Instructions for the task:
Check each line of the listing below for the string "行政中心东侧", and copy the ones that have it.

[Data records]
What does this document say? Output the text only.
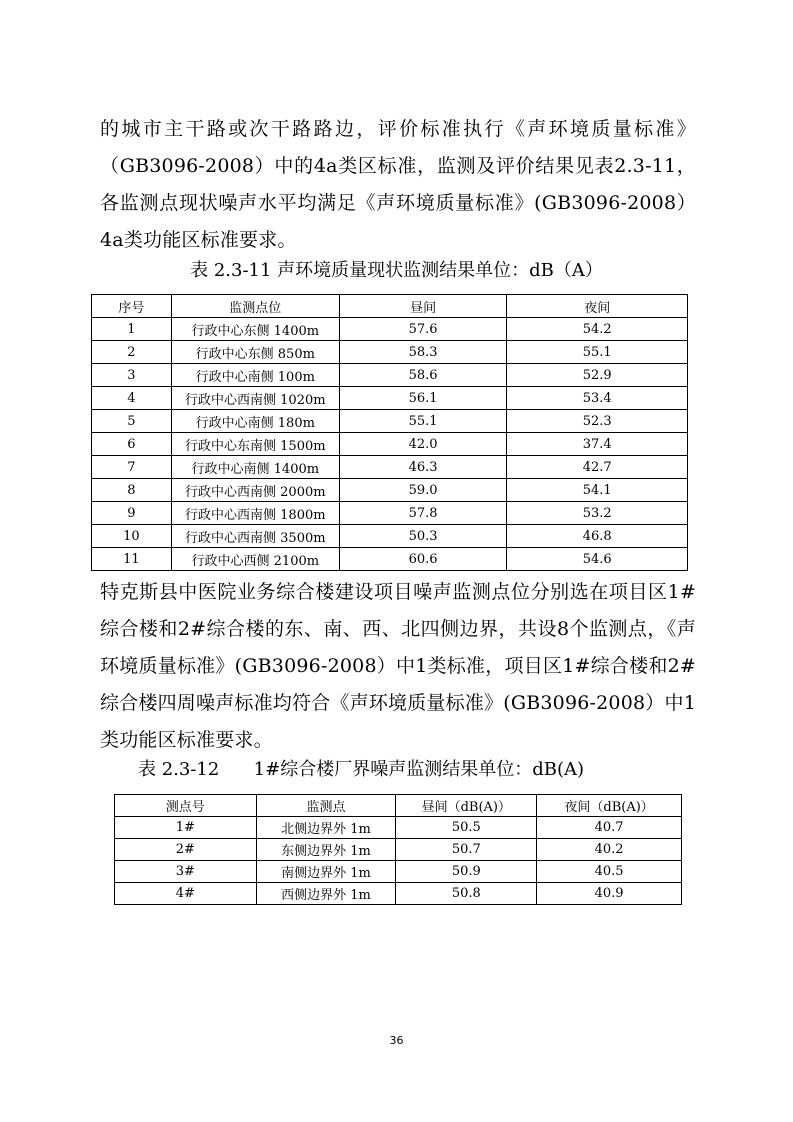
的城市主干路或次干路路边，评价标准执行《声环境质量标准》（GB3096-2008）中的4a类区标准，监测及评价结果见表2.3-11，各监测点现状噪声水平均满足《声环境质量标准》(GB3096-2008）4a类功能区标准要求。

表 2.3-11 声环境质量现状监测结果单位：dB（A）
序号	监测点位	昼间	夜间
1	行政中心东侧 1400m	57.6	54.2
2	行政中心东侧 850m	58.3	55.1
3	行政中心南侧 100m	58.6	52.9
4	行政中心西南侧 1020m	56.1	53.4
5	行政中心南侧 180m	55.1	52.3
6	行政中心东南侧 1500m	42.0	37.4
7	行政中心南侧 1400m	46.3	42.7
8	行政中心西南侧 2000m	59.0	54.1
9	行政中心西南侧 1800m	57.8	53.2
10	行政中心西南侧 3500m	50.3	46.8
11	行政中心西侧 2100m	60.6	54.6

特克斯县中医院业务综合楼建设项目噪声监测点位分别选在项目区1#综合楼和2#综合楼的东、南、西、北四侧边界，共设8个监测点，《声环境质量标准》(GB3096-2008）中1类标准，项目区1#综合楼和2#综合楼四周噪声标准均符合《声环境质量标准》(GB3096-2008）中1类功能区标准要求。

表 2.3-12      1#综合楼厂界噪声监测结果单位：dB(A)
测点号	监测点	昼间（dB(A)）	夜间（dB(A)）
1#	北侧边界外 1m	50.5	40.7
2#	东侧边界外 1m	50.7	40.2
3#	南侧边界外 1m	50.9	40.5
4#	西侧边界外 1m	50.8	40.9
36
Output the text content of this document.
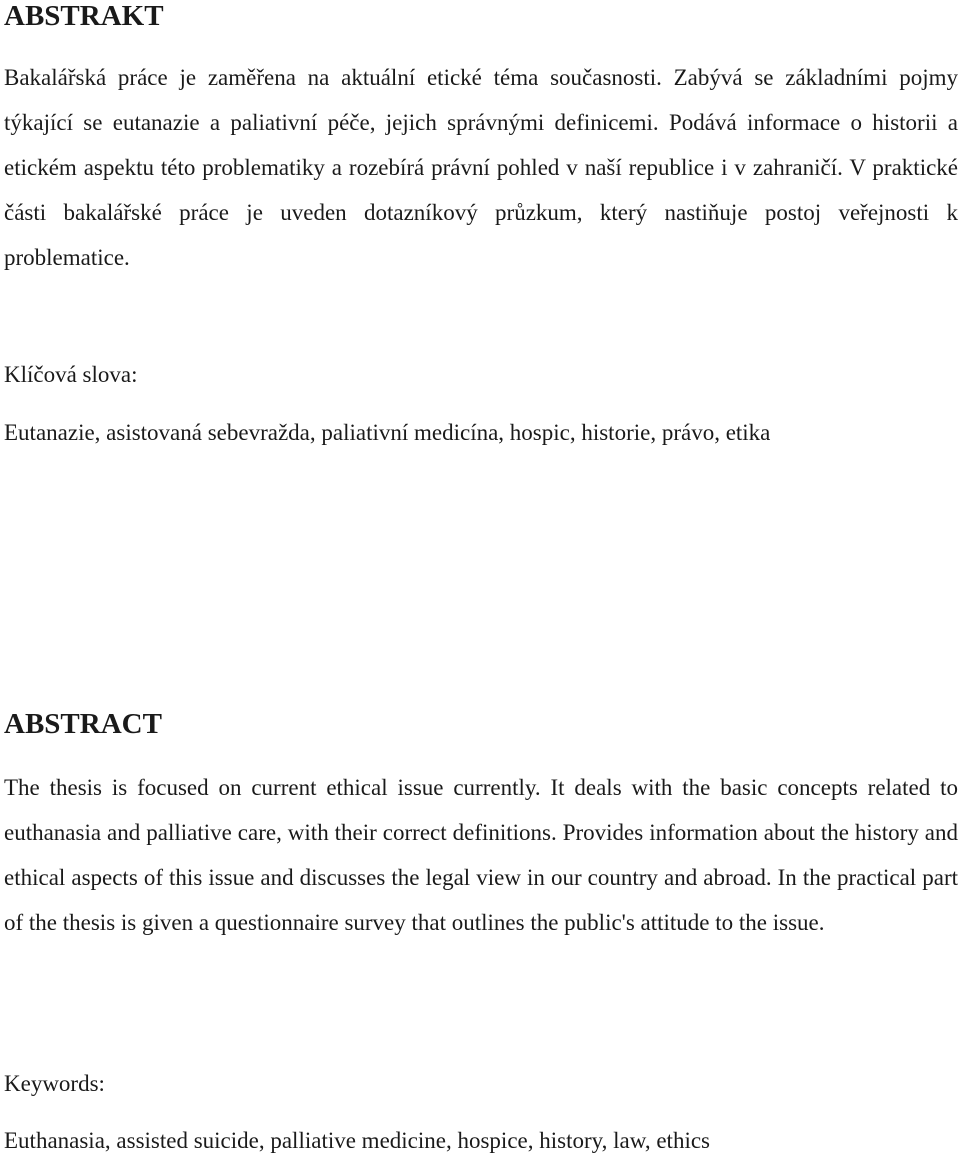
ABSTRAKT

Bakalářská práce je zaměřena na aktuální etické téma současnosti. Zabývá se základními pojmy týkající se eutanazie a paliativní péče, jejich správnými definicemi. Podává informace o historii a etickém aspektu této problematiky a rozebírá právní pohled v naší republice i v zahraničí. V praktické části bakalářské práce je uveden dotazníkový průzkum, který nastiňuje postoj veřejnosti k problematice.

Klíčová slova:

Eutanazie, asistovaná sebevražda, paliativní medicína, hospic, historie, právo, etika

ABSTRACT

The thesis is focused on current ethical issue currently. It deals with the basic concepts related to euthanasia and palliative care, with their correct definitions. Provides information about the history and ethical aspects of this issue and discusses the legal view in our country and abroad. In the practical part of the thesis is given a questionnaire survey that outlines the public's attitude to the issue.

Keywords:

Euthanasia, assisted suicide, palliative medicine, hospice, history, law, ethics
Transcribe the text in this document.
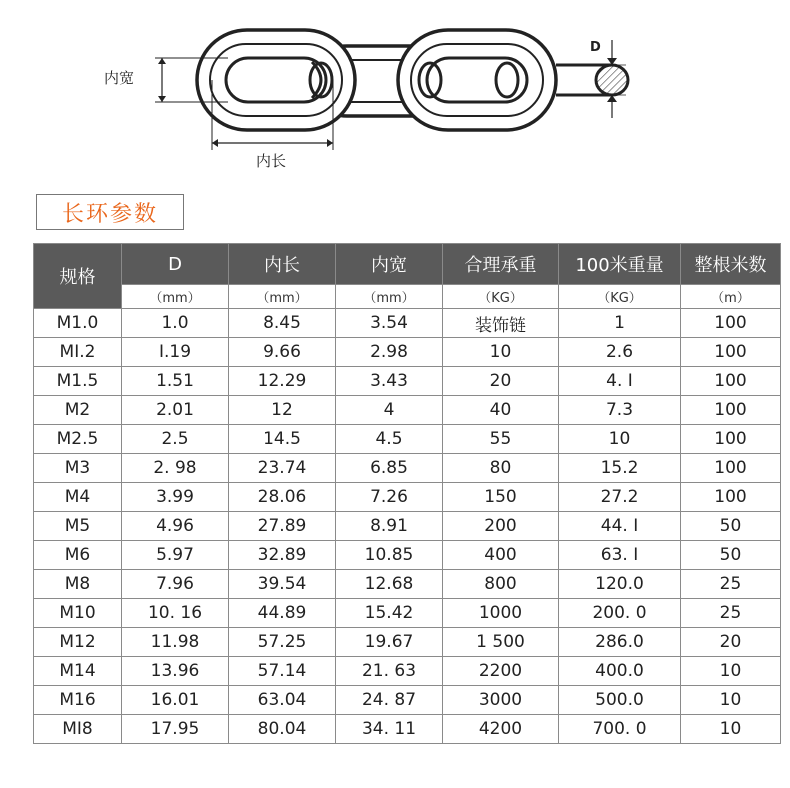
内宽
内长
D
长环参数
规格	D	内长	内宽	合理承重	100米重量	整根米数
	（mm）	（mm）	（mm）	（KG）	（KG）	（m）
M1.0	1.0	8.45	3.54	装饰链	1	100
MI.2	I.19	9.66	2.98	10	2.6	100
M1.5	1.51	12.29	3.43	20	4. I	100
M2	2.01	12	4	40	7.3	100
M2.5	2.5	14.5	4.5	55	10	100
M3	2. 98	23.74	6.85	80	15.2	100
M4	3.99	28.06	7.26	150	27.2	100
M5	4.96	27.89	8.91	200	44. I	50
M6	5.97	32.89	10.85	400	63. I	50
M8	7.96	39.54	12.68	800	120.0	25
M10	10. 16	44.89	15.42	1000	200. 0	25
M12	11.98	57.25	19.67	1 500	286.0	20
M14	13.96	57.14	21. 63	2200	400.0	10
M16	16.01	63.04	24. 87	3000	500.0	10
MI8	17.95	80.04	34. 11	4200	700. 0	10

Result for this exercise:
1	行政中心东侧 1400m	57.6	54.2
2	行政中心东侧 850m	58.3	55.1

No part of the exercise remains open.